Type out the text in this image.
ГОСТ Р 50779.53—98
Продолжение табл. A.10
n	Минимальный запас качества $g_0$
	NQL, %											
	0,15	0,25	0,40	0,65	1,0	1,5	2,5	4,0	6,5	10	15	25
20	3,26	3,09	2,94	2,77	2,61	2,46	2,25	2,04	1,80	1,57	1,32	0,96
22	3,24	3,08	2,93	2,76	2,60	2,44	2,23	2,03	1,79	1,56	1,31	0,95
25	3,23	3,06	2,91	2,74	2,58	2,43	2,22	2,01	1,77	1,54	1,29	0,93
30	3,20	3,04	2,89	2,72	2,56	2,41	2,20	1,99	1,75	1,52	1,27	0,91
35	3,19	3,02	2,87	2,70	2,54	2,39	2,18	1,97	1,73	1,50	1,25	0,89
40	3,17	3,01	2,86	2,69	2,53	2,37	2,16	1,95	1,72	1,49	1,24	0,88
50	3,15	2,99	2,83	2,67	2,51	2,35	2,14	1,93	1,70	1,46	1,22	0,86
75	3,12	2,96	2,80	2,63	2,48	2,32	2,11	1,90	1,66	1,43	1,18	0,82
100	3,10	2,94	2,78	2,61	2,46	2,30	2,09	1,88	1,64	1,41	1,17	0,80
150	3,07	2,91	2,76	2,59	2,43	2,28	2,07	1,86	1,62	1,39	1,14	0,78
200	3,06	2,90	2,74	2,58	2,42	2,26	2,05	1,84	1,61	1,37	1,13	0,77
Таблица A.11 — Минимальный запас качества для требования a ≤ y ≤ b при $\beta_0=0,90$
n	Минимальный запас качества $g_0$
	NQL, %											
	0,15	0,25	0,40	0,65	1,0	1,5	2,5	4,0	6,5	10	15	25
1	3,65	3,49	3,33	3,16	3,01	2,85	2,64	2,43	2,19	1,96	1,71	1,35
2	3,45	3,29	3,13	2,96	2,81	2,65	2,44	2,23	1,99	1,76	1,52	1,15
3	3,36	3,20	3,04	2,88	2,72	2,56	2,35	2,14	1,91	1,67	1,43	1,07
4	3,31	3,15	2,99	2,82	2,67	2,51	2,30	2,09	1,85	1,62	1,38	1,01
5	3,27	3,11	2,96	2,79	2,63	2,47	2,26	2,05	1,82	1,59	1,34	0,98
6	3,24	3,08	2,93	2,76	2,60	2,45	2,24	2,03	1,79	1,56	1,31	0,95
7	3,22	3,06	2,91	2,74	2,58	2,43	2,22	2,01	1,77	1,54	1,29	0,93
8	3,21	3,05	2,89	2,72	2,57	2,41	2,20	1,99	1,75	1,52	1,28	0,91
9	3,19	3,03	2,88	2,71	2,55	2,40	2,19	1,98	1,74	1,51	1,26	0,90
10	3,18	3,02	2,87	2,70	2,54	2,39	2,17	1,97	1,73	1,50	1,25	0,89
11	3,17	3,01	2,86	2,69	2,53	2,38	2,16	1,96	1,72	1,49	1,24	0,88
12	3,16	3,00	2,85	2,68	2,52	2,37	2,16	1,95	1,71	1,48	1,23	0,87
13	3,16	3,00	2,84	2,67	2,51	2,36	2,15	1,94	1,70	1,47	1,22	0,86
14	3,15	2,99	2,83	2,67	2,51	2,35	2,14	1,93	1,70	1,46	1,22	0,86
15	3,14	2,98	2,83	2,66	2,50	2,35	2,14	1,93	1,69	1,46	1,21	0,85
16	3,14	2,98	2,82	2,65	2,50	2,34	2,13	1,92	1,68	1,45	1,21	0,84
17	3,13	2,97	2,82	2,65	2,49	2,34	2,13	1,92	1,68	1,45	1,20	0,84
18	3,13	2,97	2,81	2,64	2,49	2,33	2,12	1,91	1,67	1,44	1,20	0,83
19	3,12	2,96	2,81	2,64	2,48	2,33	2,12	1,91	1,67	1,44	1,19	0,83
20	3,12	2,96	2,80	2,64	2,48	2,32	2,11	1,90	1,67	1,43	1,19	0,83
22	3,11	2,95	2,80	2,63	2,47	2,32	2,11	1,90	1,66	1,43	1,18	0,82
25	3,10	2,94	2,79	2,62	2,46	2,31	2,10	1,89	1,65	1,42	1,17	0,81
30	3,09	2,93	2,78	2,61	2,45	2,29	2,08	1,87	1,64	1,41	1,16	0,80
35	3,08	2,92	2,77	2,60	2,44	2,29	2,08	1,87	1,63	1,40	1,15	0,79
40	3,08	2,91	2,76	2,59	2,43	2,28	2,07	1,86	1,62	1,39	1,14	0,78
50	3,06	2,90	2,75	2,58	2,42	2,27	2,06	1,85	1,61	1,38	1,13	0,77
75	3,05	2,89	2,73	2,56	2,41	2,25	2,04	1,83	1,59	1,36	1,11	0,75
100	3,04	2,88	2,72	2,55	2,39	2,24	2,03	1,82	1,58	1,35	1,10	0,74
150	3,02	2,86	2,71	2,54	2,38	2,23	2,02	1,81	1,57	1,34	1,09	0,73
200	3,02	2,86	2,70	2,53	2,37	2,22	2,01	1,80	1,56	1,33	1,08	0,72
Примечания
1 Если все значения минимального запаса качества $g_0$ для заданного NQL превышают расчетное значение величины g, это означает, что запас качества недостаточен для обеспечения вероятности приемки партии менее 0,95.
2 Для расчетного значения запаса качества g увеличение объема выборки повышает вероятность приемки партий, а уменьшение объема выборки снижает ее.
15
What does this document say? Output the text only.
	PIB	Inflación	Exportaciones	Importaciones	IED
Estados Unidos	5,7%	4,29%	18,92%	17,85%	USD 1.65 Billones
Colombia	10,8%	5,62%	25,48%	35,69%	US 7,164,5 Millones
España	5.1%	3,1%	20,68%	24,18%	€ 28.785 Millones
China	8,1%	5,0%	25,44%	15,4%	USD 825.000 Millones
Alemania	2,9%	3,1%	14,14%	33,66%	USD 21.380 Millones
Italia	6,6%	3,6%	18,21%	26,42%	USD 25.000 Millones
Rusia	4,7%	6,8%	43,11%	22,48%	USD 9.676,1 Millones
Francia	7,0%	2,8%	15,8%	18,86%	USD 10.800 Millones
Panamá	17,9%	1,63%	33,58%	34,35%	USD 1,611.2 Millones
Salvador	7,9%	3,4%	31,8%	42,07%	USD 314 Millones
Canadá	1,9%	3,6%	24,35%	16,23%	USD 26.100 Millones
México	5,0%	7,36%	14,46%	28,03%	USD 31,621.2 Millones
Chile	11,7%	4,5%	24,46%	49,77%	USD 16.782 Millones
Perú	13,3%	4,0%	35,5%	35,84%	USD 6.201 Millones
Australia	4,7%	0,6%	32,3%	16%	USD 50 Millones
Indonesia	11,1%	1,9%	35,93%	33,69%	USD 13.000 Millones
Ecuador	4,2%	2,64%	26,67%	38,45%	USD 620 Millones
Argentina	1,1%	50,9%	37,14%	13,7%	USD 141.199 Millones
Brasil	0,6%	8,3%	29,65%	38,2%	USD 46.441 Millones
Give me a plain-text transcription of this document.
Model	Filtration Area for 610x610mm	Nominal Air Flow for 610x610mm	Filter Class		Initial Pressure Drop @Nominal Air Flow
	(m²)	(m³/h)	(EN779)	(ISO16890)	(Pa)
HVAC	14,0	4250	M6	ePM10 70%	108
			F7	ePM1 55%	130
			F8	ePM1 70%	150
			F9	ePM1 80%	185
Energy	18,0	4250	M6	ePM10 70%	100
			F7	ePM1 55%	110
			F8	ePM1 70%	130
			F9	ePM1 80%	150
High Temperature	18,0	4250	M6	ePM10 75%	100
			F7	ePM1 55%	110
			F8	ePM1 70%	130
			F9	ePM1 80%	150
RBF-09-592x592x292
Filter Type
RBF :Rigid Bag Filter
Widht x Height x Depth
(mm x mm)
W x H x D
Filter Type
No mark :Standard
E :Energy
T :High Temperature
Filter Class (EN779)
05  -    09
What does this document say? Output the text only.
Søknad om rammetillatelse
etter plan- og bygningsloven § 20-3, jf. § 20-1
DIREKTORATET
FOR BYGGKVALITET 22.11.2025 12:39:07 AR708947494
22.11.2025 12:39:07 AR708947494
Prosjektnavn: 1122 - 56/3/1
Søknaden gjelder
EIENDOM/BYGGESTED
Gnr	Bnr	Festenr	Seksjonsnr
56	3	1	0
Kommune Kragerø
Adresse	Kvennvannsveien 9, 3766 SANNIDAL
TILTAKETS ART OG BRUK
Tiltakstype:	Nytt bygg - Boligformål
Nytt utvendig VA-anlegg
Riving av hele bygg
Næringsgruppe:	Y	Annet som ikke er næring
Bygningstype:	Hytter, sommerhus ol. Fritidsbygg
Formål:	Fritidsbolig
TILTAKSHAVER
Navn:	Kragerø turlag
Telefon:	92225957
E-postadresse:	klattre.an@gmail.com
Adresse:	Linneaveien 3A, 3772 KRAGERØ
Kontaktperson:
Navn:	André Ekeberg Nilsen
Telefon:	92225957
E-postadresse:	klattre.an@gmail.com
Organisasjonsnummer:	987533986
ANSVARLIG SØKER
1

> Directions
Give every line of the material that includes the string "приемки".

> Output of the task
1 Если все значения минимального запаса качества $g_0$ для заданного NQL превышают расчетное значение величины g, это означает, что запас качества недостаточен для обеспечения вероятности приемки партии менее 0,95.
2 Для расчетного значения запаса качества g увеличение объема выборки повышает вероятность приемки партий, а уменьшение объема выборки снижает ее.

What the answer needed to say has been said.